--- Short problem ---
Output the material word for word. Leave each picture out.

--- Source data ---

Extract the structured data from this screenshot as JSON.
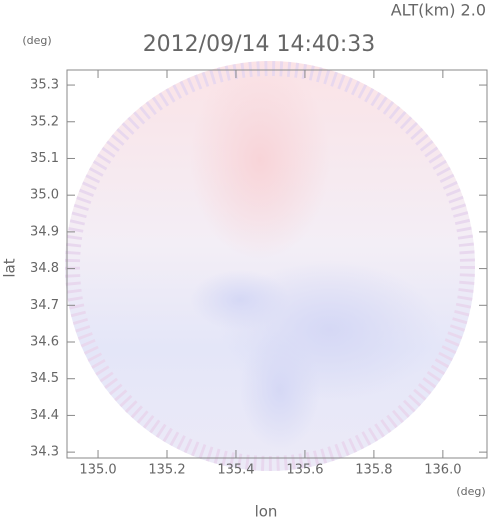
{
  "chart_data": {
    "type": "radar-image",
    "title": "2012/09/14 14:40:33",
    "subtitle": "ALT(km) 2.0",
    "x_label": "lon",
    "x_unit": "(deg)",
    "y_label": "lat",
    "y_unit": "(deg)",
    "xlim": [
      134.91,
      136.128
    ],
    "ylim": [
      34.284,
      35.341
    ],
    "xticks": [
      {
        "value": 135,
        "label": "135.0"
      },
      135.2,
      135.4,
      135.6,
      135.8,
      {
        "value": 136,
        "label": "136.0"
      }
    ],
    "yticks": [
      34.3,
      34.4,
      34.5,
      34.6,
      34.7,
      34.8,
      34.9,
      {
        "value": 35,
        "label": "35.0"
      },
      35.1,
      35.2,
      35.3
    ]
  }
}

--- Expected answer ---
Extract the structured data from this screenshot as JSON.
{
  "chart_data": {
    "type": "radar-image",
    "title": "2012/09/14 14:40:33",
    "subtitle": "ALT(km) 2.0",
    "x_label": "lon",
    "x_unit": "(deg)",
    "y_label": "lat",
    "y_unit": "(deg)",
    "xlim": [
      134.91,
      136.128
    ],
    "ylim": [
      34.284,
      35.341
    ],
    "xticks": [
      {
        "value": 135,
        "label": "135.0"
      },
      135.2,
      135.4,
      135.6,
      135.8,
      {
        "value": 136,
        "label": "136.0"
      }
    ],
    "yticks": [
      34.3,
      34.4,
      34.5,
      34.6,
      34.7,
      34.8,
      34.9,
      {
        "value": 35,
        "label": "35.0"
      },
      35.1,
      35.2,
      35.3
    ]
  }
}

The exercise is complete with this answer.